◆ AIM OF THE TASK:
Write out all the material exactly. Leave nothing out.

(Dataset entries)
——

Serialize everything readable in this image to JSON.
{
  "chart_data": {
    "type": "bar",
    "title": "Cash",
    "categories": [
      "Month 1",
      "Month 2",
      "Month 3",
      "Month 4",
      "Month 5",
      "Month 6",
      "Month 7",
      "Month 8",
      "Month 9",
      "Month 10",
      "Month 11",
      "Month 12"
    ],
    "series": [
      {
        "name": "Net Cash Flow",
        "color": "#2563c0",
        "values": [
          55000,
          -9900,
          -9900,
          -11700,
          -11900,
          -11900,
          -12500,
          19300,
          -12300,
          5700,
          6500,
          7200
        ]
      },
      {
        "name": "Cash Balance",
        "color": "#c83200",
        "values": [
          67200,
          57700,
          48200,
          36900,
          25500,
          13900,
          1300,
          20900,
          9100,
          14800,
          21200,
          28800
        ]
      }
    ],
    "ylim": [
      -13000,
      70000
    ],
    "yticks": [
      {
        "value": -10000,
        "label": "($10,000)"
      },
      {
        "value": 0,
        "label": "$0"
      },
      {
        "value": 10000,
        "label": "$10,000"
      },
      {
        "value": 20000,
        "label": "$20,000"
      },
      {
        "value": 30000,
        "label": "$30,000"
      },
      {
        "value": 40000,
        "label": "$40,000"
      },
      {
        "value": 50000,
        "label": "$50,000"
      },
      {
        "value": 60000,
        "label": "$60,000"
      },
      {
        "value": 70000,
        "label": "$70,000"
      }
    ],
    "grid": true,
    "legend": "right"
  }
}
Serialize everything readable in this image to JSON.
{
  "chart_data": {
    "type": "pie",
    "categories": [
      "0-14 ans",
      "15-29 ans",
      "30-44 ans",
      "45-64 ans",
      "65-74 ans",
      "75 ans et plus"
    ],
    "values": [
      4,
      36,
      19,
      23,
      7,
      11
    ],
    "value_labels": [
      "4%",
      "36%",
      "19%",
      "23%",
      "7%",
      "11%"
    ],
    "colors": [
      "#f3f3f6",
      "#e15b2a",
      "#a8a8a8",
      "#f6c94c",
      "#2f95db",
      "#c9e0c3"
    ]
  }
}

——

◆ EXERCISE RESPONSE:
Serialize everything readable in this image to JSON.
{
  "chart_data": {
    "type": "bar",
    "title": "Cash",
    "categories": [
      "Month 1",
      "Month 2",
      "Month 3",
      "Month 4",
      "Month 5",
      "Month 6",
      "Month 7",
      "Month 8",
      "Month 9",
      "Month 10",
      "Month 11",
      "Month 12"
    ],
    "series": [
      {
        "name": "Net Cash Flow",
        "color": "#2563c0",
        "values": [
          55000,
          -9900,
          -9900,
          -11700,
          -11900,
          -11900,
          -12500,
          19300,
          -12300,
          5700,
          6500,
          7200
        ]
      },
      {
        "name": "Cash Balance",
        "color": "#c83200",
        "values": [
          67200,
          57700,
          48200,
          36900,
          25500,
          13900,
          1300,
          20900,
          9100,
          14800,
          21200,
          28800
        ]
      }
    ],
    "ylim": [
      -13000,
      70000
    ],
    "yticks": [
      {
        "value": -10000,
        "label": "($10,000)"
      },
      {
        "value": 0,
        "label": "$0"
      },
      {
        "value": 10000,
        "label": "$10,000"
      },
      {
        "value": 20000,
        "label": "$20,000"
      },
      {
        "value": 30000,
        "label": "$30,000"
      },
      {
        "value": 40000,
        "label": "$40,000"
      },
      {
        "value": 50000,
        "label": "$50,000"
      },
      {
        "value": 60000,
        "label": "$60,000"
      },
      {
        "value": 70000,
        "label": "$70,000"
      }
    ],
    "grid": true,
    "legend": "right"
  }
}
Serialize everything readable in this image to JSON.
{
  "chart_data": {
    "type": "pie",
    "categories": [
      "0-14 ans",
      "15-29 ans",
      "30-44 ans",
      "45-64 ans",
      "65-74 ans",
      "75 ans et plus"
    ],
    "values": [
      4,
      36,
      19,
      23,
      7,
      11
    ],
    "value_labels": [
      "4%",
      "36%",
      "19%",
      "23%",
      "7%",
      "11%"
    ],
    "colors": [
      "#f3f3f6",
      "#e15b2a",
      "#a8a8a8",
      "#f6c94c",
      "#2f95db",
      "#c9e0c3"
    ]
  }
}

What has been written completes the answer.